* BEGIN Dataset content *
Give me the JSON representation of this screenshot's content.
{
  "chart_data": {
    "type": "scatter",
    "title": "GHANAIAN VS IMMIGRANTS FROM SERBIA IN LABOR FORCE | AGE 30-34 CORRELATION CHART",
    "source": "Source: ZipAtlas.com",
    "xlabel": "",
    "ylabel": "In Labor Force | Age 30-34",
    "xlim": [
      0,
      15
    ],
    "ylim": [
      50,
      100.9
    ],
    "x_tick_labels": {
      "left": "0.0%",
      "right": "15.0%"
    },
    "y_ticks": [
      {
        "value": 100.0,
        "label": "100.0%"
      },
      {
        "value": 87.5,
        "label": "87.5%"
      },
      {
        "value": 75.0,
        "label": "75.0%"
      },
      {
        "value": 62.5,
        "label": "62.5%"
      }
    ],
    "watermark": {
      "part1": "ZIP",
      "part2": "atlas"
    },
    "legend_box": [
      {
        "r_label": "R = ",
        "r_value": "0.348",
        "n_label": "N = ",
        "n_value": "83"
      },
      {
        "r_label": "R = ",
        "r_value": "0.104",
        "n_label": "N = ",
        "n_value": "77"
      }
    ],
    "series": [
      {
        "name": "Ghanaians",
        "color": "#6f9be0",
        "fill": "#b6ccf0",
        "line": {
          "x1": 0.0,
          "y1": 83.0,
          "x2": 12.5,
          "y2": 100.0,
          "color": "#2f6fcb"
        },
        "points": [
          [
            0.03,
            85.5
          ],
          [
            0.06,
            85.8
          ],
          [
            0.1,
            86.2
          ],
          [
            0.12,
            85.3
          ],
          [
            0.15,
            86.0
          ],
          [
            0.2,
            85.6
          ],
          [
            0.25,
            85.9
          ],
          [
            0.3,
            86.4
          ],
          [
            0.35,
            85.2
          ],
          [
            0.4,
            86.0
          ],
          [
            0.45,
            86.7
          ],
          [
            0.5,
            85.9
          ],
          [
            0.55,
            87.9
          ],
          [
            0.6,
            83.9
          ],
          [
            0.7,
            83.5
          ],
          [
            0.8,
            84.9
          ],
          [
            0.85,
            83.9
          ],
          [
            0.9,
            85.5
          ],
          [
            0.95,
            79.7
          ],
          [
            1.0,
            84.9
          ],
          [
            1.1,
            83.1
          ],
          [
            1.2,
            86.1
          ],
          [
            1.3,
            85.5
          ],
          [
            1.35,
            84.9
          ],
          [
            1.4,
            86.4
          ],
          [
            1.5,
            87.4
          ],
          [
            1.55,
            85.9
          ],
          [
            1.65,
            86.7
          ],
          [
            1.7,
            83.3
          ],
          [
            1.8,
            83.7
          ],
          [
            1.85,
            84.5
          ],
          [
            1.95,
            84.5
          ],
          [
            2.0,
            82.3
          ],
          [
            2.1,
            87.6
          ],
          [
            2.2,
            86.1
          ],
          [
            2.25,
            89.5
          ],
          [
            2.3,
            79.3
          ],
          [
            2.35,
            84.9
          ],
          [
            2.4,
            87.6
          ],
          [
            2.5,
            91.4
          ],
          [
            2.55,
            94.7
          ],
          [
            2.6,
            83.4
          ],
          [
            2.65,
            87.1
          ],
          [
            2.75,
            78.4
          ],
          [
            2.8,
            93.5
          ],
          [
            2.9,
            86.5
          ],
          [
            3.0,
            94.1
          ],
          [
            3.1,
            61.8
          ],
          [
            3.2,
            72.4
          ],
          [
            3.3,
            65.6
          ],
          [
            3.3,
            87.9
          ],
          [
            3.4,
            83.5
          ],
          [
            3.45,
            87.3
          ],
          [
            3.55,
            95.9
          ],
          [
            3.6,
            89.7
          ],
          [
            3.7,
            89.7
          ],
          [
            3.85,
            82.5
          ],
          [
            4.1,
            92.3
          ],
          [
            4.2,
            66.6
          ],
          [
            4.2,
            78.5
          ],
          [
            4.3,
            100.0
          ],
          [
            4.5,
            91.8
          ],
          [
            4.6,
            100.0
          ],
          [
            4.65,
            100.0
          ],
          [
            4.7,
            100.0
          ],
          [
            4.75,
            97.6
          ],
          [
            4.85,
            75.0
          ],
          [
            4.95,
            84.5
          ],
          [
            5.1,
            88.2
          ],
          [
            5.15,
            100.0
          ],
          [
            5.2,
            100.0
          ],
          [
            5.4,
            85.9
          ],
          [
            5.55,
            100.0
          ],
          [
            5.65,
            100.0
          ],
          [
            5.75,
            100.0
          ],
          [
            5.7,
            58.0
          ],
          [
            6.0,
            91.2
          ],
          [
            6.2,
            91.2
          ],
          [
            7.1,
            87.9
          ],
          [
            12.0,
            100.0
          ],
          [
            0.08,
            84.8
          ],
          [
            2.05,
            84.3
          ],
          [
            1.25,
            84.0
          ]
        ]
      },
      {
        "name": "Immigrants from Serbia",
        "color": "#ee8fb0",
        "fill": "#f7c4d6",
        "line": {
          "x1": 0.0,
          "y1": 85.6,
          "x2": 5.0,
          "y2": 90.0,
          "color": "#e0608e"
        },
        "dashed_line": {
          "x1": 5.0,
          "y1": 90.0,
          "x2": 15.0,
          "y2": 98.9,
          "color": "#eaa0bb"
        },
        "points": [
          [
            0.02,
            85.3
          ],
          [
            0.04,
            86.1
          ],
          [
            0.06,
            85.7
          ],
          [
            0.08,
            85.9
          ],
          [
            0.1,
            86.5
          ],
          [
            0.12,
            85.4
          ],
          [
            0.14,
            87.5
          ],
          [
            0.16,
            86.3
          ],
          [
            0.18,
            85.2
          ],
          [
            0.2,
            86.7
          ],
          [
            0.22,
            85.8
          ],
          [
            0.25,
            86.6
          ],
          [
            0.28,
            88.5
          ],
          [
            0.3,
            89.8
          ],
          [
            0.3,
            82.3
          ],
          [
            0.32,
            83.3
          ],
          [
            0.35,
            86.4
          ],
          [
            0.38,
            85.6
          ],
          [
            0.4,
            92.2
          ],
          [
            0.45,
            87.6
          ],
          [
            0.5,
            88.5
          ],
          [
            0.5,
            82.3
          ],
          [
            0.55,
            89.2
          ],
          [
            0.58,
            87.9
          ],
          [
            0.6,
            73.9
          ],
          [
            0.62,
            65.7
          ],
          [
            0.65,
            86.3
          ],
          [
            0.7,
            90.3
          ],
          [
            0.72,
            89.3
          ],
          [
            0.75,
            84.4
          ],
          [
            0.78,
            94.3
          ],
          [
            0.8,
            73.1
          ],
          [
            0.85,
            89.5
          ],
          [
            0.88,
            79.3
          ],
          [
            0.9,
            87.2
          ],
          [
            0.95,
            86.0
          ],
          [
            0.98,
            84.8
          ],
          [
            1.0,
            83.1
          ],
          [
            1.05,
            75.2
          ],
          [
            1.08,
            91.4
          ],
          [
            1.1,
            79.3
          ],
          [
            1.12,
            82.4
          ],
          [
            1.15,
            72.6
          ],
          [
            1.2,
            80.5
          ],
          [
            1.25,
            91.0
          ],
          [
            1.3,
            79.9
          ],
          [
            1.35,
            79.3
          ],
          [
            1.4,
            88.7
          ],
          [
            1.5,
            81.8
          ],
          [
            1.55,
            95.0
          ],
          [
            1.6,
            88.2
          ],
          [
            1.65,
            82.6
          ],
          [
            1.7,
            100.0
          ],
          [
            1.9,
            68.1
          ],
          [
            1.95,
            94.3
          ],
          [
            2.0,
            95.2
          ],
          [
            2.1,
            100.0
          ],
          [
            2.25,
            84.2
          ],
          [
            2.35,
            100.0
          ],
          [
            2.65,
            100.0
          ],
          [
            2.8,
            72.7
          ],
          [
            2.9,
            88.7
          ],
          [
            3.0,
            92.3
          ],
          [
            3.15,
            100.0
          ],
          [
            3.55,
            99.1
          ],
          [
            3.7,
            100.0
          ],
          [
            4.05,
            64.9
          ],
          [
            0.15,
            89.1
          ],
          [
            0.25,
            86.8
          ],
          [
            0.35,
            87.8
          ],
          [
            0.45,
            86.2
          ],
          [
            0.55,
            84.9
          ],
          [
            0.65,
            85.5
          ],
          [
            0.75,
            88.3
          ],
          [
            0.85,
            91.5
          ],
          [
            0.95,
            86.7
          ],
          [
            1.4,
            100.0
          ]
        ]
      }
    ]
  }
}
* END Dataset content *
- **The request**
Count the lines in which the string "name" appears, then report only that figure.

- **Result for this task**
2